▸ Exercise requirements
Where the string "konstitutsiyaviy" occurs in the material below, report the whole line.

[Recorded data]
********************
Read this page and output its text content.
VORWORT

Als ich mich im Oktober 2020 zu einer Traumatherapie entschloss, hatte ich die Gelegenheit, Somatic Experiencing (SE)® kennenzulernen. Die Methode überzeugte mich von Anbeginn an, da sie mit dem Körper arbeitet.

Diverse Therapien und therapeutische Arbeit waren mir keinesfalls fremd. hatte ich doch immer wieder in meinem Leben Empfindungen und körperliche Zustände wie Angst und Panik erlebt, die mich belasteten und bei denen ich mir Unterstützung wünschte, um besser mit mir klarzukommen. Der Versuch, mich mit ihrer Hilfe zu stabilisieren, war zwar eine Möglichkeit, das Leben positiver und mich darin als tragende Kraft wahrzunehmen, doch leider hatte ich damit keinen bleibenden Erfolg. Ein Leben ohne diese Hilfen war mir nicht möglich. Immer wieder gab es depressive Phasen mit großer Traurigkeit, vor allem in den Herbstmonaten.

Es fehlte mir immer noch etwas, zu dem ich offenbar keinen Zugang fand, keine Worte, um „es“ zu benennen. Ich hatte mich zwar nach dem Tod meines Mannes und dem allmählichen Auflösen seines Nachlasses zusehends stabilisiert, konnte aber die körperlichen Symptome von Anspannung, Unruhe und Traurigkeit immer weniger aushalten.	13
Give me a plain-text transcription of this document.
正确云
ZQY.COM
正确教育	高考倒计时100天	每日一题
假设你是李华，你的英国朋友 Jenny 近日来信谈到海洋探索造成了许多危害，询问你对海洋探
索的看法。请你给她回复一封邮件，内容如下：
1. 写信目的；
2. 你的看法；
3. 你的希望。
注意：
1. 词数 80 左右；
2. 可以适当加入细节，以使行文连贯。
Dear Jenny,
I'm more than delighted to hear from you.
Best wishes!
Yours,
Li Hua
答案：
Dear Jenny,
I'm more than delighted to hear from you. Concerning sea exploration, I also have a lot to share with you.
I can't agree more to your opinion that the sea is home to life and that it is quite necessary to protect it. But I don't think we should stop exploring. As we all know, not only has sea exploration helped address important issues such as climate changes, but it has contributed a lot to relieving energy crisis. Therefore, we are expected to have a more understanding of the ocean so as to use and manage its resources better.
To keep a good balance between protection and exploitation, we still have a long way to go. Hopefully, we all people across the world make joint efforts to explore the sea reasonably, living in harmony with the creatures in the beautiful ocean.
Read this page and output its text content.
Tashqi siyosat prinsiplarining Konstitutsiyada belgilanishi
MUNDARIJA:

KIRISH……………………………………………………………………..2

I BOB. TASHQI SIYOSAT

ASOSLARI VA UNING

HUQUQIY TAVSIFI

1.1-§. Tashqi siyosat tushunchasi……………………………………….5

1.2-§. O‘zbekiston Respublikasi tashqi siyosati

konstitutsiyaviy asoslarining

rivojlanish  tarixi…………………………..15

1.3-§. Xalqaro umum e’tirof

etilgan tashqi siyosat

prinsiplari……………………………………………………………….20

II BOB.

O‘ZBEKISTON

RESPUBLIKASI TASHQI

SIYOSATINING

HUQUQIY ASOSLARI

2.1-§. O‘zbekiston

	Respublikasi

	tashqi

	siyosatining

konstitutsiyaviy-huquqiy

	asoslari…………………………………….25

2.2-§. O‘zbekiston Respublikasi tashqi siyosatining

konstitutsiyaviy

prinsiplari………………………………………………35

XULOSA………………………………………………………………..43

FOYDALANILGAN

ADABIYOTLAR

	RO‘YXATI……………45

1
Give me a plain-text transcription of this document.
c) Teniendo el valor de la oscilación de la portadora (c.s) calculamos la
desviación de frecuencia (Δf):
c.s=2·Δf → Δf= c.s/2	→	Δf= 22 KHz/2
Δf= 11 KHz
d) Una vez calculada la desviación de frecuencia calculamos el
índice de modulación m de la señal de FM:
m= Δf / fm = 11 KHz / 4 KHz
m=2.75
********************
▸ Task output
konstitutsiyaviy asoslarining
konstitutsiyaviy-huquqiy
konstitutsiyaviy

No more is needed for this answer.